## SUPPLIED RECORDS:
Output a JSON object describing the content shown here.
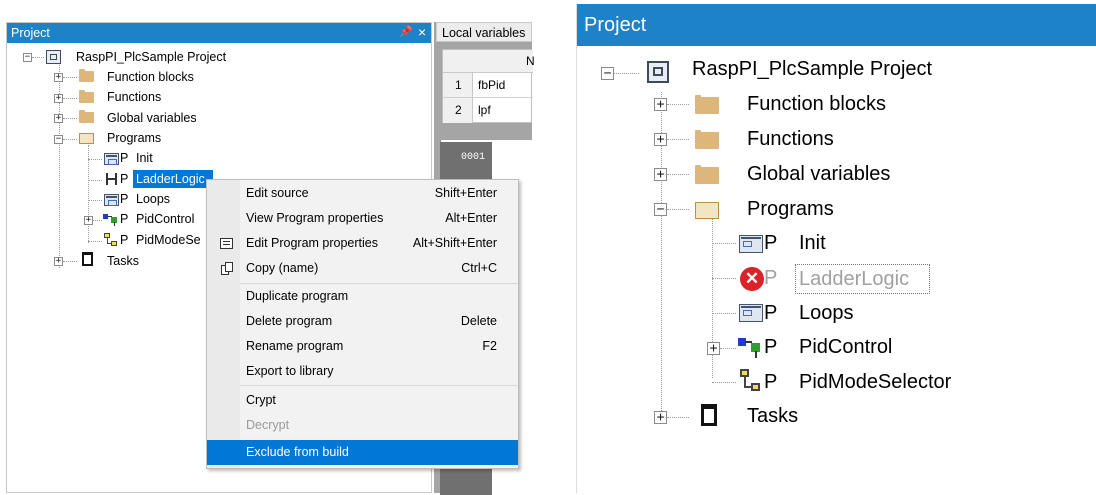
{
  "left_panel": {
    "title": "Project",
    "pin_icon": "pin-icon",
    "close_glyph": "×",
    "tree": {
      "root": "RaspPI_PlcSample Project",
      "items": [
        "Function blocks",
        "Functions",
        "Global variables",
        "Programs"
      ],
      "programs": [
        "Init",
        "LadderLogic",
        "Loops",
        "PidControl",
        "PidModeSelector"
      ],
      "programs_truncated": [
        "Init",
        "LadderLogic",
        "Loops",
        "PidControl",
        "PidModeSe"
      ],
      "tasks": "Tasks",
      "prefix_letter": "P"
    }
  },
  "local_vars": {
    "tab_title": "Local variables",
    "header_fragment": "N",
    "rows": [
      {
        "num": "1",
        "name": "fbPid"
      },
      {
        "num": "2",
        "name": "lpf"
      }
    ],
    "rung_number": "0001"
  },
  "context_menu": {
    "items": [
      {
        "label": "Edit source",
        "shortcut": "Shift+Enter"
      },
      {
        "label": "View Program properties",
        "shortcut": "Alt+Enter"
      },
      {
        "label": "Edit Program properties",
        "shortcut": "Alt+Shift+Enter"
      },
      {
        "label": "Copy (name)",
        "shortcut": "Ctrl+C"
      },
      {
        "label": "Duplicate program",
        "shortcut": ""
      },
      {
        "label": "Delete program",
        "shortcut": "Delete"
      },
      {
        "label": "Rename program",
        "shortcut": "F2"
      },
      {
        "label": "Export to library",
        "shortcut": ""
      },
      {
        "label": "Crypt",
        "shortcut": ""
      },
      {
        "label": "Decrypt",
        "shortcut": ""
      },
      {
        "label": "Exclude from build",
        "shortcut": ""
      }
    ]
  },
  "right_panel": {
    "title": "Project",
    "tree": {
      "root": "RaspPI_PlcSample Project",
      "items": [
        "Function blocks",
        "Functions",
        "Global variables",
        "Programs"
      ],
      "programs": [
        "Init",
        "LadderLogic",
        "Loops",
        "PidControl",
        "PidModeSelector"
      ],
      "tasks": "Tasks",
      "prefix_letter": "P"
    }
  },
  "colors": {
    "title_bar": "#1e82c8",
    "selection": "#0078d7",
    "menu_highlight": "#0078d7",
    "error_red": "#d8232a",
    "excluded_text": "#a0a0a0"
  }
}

==

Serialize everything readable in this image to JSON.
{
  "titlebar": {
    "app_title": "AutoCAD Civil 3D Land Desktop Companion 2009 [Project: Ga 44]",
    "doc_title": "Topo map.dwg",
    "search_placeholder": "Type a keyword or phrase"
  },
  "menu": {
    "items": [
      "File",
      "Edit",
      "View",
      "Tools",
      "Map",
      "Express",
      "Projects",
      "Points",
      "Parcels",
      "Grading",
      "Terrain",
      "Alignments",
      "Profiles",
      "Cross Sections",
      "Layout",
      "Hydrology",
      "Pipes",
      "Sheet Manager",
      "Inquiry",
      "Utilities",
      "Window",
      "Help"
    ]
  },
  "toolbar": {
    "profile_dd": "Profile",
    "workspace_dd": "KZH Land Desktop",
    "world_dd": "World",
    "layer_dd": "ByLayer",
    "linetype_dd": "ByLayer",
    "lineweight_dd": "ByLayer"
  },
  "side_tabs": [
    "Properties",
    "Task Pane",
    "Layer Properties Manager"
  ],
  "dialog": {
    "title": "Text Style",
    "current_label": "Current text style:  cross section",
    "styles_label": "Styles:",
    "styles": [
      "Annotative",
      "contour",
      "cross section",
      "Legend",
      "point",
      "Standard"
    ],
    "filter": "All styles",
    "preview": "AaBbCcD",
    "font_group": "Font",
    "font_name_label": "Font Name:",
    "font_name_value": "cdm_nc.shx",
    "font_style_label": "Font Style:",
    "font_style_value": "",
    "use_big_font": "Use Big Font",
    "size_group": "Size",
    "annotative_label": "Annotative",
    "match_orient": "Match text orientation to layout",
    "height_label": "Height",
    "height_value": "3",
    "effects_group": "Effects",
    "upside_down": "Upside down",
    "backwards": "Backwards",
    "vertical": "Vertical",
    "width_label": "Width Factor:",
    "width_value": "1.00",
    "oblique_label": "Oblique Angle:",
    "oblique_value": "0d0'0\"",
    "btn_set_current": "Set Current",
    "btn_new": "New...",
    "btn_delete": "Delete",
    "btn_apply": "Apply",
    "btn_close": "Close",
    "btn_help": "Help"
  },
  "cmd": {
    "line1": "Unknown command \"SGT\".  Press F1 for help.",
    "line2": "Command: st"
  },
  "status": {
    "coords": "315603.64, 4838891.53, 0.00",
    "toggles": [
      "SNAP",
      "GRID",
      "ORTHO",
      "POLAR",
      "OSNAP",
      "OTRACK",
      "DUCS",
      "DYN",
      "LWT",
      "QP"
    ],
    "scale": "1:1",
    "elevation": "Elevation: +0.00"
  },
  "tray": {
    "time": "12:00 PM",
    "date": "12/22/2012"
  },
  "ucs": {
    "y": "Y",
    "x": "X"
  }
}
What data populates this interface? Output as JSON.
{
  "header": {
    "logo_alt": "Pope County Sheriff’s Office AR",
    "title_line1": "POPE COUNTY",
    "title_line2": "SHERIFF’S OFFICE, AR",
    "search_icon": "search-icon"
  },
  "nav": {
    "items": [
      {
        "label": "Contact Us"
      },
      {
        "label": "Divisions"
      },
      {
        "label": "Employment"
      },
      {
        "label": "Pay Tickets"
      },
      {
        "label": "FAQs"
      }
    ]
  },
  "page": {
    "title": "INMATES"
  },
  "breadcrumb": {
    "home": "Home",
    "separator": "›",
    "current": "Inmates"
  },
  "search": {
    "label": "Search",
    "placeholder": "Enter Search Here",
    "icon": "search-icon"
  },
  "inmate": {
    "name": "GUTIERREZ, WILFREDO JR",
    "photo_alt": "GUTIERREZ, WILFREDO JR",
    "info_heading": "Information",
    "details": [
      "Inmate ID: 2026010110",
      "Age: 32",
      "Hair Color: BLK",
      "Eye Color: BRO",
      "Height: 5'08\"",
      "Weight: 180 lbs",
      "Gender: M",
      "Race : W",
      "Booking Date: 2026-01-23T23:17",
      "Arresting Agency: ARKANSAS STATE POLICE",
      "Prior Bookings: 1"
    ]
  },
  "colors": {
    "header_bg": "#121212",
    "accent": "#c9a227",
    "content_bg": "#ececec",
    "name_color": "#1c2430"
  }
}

## DIRECTIONS FOR THIS TASK:
List each line in the listing that contains the string "Manager".

## WRITTEN RESPONSE:
      "Sheet Manager",
    "Layer Properties Manager"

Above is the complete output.